## GIVEN TASK
Print each of the entries exactly, leaving nothing out.

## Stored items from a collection

%%

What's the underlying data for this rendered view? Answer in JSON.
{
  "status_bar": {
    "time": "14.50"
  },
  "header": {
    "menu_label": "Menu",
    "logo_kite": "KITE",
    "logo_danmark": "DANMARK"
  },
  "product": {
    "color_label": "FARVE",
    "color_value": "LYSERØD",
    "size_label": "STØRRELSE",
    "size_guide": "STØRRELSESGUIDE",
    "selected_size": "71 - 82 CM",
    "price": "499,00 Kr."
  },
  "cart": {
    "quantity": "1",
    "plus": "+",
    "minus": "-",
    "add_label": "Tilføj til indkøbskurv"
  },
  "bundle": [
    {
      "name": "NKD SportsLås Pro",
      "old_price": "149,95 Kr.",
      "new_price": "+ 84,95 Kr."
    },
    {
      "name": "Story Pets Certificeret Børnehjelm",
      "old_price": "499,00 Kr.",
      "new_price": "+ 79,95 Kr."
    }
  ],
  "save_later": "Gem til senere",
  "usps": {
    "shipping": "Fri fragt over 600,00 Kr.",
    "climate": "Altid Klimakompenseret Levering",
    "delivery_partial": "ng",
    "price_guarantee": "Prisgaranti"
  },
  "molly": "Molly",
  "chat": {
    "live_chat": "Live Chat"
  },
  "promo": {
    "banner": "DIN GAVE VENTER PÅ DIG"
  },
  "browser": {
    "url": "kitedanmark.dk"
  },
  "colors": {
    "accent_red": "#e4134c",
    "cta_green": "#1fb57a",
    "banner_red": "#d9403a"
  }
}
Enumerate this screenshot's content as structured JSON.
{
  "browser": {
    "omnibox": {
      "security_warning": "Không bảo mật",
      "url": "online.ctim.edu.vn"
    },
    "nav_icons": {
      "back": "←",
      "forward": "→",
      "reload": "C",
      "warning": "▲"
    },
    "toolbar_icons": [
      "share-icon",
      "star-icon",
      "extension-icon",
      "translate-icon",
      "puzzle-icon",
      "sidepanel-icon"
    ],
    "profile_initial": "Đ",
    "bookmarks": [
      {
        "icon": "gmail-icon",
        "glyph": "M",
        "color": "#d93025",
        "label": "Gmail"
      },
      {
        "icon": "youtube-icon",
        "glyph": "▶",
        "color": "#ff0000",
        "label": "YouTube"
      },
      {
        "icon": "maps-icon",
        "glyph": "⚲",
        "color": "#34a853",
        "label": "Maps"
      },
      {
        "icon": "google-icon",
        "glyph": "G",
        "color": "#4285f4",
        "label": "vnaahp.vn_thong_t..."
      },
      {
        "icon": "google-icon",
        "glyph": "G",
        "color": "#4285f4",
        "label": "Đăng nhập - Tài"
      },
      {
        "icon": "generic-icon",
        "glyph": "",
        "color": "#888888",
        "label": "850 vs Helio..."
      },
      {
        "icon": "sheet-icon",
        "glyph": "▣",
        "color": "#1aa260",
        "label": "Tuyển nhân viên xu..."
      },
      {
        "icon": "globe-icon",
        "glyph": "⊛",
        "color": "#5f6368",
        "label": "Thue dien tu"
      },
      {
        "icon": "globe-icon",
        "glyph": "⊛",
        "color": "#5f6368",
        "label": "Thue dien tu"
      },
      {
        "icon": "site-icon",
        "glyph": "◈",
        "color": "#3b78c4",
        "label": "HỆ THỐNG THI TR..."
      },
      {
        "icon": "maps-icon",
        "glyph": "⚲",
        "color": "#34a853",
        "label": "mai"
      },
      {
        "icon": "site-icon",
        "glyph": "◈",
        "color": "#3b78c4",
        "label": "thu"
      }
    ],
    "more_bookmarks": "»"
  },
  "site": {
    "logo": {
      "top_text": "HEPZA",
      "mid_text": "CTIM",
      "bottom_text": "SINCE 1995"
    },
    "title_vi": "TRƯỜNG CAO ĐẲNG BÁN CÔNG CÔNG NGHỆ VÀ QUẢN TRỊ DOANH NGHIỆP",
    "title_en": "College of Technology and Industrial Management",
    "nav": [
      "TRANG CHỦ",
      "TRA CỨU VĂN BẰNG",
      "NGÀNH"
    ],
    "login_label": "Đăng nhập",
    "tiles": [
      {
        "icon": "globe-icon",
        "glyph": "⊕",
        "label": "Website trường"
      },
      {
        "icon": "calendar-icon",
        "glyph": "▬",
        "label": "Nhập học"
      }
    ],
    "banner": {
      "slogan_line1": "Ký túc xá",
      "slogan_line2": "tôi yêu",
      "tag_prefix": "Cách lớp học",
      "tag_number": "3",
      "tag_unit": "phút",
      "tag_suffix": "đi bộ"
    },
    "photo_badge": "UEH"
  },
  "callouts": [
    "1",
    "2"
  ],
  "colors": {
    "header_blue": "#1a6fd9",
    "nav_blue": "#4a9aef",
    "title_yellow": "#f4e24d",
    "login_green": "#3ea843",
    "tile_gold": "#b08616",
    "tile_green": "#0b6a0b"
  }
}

%%

## OUTPUT OF THE EXERCISE
What's the underlying data for this rendered view? Answer in JSON.
{
  "status_bar": {
    "time": "14.50"
  },
  "header": {
    "menu_label": "Menu",
    "logo_kite": "KITE",
    "logo_danmark": "DANMARK"
  },
  "product": {
    "color_label": "FARVE",
    "color_value": "LYSERØD",
    "size_label": "STØRRELSE",
    "size_guide": "STØRRELSESGUIDE",
    "selected_size": "71 - 82 CM",
    "price": "499,00 Kr."
  },
  "cart": {
    "quantity": "1",
    "plus": "+",
    "minus": "-",
    "add_label": "Tilføj til indkøbskurv"
  },
  "bundle": [
    {
      "name": "NKD SportsLås Pro",
      "old_price": "149,95 Kr.",
      "new_price": "+ 84,95 Kr."
    },
    {
      "name": "Story Pets Certificeret Børnehjelm",
      "old_price": "499,00 Kr.",
      "new_price": "+ 79,95 Kr."
    }
  ],
  "save_later": "Gem til senere",
  "usps": {
    "shipping": "Fri fragt over 600,00 Kr.",
    "climate": "Altid Klimakompenseret Levering",
    "delivery_partial": "ng",
    "price_guarantee": "Prisgaranti"
  },
  "molly": "Molly",
  "chat": {
    "live_chat": "Live Chat"
  },
  "promo": {
    "banner": "DIN GAVE VENTER PÅ DIG"
  },
  "browser": {
    "url": "kitedanmark.dk"
  },
  "colors": {
    "accent_red": "#e4134c",
    "cta_green": "#1fb57a",
    "banner_red": "#d9403a"
  }
}
Enumerate this screenshot's content as structured JSON.
{
  "browser": {
    "omnibox": {
      "security_warning": "Không bảo mật",
      "url": "online.ctim.edu.vn"
    },
    "nav_icons": {
      "back": "←",
      "forward": "→",
      "reload": "C",
      "warning": "▲"
    },
    "toolbar_icons": [
      "share-icon",
      "star-icon",
      "extension-icon",
      "translate-icon",
      "puzzle-icon",
      "sidepanel-icon"
    ],
    "profile_initial": "Đ",
    "bookmarks": [
      {
        "icon": "gmail-icon",
        "glyph": "M",
        "color": "#d93025",
        "label": "Gmail"
      },
      {
        "icon": "youtube-icon",
        "glyph": "▶",
        "color": "#ff0000",
        "label": "YouTube"
      },
      {
        "icon": "maps-icon",
        "glyph": "⚲",
        "color": "#34a853",
        "label": "Maps"
      },
      {
        "icon": "google-icon",
        "glyph": "G",
        "color": "#4285f4",
        "label": "vnaahp.vn_thong_t..."
      },
      {
        "icon": "google-icon",
        "glyph": "G",
        "color": "#4285f4",
        "label": "Đăng nhập - Tài"
      },
      {
        "icon": "generic-icon",
        "glyph": "",
        "color": "#888888",
        "label": "850 vs Helio..."
      },
      {
        "icon": "sheet-icon",
        "glyph": "▣",
        "color": "#1aa260",
        "label": "Tuyển nhân viên xu..."
      },
      {
        "icon": "globe-icon",
        "glyph": "⊛",
        "color": "#5f6368",
        "label": "Thue dien tu"
      },
      {
        "icon": "globe-icon",
        "glyph": "⊛",
        "color": "#5f6368",
        "label": "Thue dien tu"
      },
      {
        "icon": "site-icon",
        "glyph": "◈",
        "color": "#3b78c4",
        "label": "HỆ THỐNG THI TR..."
      },
      {
        "icon": "maps-icon",
        "glyph": "⚲",
        "color": "#34a853",
        "label": "mai"
      },
      {
        "icon": "site-icon",
        "glyph": "◈",
        "color": "#3b78c4",
        "label": "thu"
      }
    ],
    "more_bookmarks": "»"
  },
  "site": {
    "logo": {
      "top_text": "HEPZA",
      "mid_text": "CTIM",
      "bottom_text": "SINCE 1995"
    },
    "title_vi": "TRƯỜNG CAO ĐẲNG BÁN CÔNG CÔNG NGHỆ VÀ QUẢN TRỊ DOANH NGHIỆP",
    "title_en": "College of Technology and Industrial Management",
    "nav": [
      "TRANG CHỦ",
      "TRA CỨU VĂN BẰNG",
      "NGÀNH"
    ],
    "login_label": "Đăng nhập",
    "tiles": [
      {
        "icon": "globe-icon",
        "glyph": "⊕",
        "label": "Website trường"
      },
      {
        "icon": "calendar-icon",
        "glyph": "▬",
        "label": "Nhập học"
      }
    ],
    "banner": {
      "slogan_line1": "Ký túc xá",
      "slogan_line2": "tôi yêu",
      "tag_prefix": "Cách lớp học",
      "tag_number": "3",
      "tag_unit": "phút",
      "tag_suffix": "đi bộ"
    },
    "photo_badge": "UEH"
  },
  "callouts": [
    "1",
    "2"
  ],
  "colors": {
    "header_blue": "#1a6fd9",
    "nav_blue": "#4a9aef",
    "title_yellow": "#f4e24d",
    "login_green": "#3ea843",
    "tile_gold": "#b08616",
    "tile_green": "#0b6a0b"
  }
}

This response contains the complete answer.